Raw records:
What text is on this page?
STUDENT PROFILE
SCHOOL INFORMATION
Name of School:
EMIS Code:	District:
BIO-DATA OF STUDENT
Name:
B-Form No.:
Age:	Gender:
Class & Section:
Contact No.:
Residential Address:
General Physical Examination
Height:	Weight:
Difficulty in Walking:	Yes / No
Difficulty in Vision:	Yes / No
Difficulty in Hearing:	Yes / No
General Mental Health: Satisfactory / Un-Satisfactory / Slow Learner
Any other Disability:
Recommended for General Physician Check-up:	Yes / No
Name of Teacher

* * *

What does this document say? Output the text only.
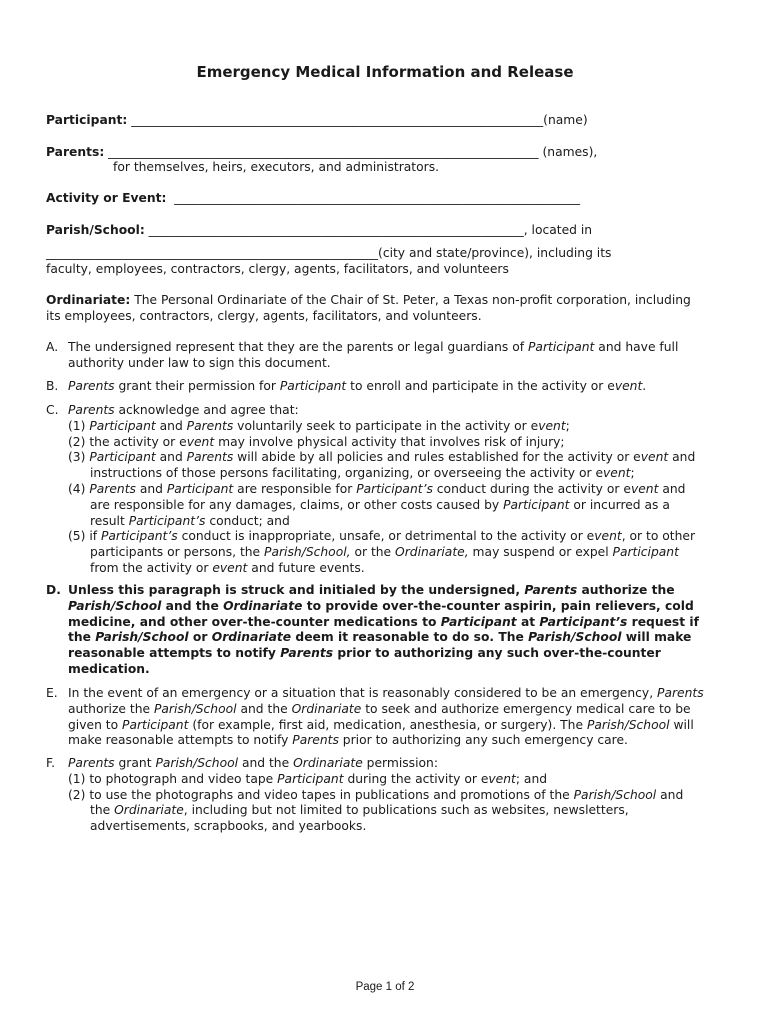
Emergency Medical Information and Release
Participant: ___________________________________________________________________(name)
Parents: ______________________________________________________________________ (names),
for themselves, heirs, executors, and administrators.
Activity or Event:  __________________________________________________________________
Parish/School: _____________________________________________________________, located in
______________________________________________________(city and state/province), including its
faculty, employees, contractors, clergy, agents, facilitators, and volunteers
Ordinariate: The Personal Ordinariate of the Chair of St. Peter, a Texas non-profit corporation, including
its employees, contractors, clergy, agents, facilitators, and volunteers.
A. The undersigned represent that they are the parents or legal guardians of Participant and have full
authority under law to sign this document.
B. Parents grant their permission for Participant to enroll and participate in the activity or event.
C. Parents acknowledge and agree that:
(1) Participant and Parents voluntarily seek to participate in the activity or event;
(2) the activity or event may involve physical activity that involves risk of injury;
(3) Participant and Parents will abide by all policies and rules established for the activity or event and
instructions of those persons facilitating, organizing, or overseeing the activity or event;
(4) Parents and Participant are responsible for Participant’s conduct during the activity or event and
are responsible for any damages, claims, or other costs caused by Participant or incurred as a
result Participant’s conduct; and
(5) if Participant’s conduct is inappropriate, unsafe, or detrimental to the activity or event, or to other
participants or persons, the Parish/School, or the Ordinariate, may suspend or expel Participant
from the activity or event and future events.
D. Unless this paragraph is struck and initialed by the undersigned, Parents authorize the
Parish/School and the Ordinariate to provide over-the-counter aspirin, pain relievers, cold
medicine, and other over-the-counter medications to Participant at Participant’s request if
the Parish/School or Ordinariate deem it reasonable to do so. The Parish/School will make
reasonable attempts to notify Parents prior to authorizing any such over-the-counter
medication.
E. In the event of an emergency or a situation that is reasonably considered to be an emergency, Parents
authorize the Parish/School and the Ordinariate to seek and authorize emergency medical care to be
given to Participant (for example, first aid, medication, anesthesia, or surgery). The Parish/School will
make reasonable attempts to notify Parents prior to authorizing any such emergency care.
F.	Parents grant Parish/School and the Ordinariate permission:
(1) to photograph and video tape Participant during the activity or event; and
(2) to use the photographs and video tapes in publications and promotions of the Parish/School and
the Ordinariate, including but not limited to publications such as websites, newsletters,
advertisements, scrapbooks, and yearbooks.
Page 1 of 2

#### Task prompt
Copy all lines from the material that include "persons".

#### Exercise result
instructions of those persons facilitating, organizing, or overseeing the activity or event;
participants or persons, the Parish/School, or the Ordinariate, may suspend or expel Participant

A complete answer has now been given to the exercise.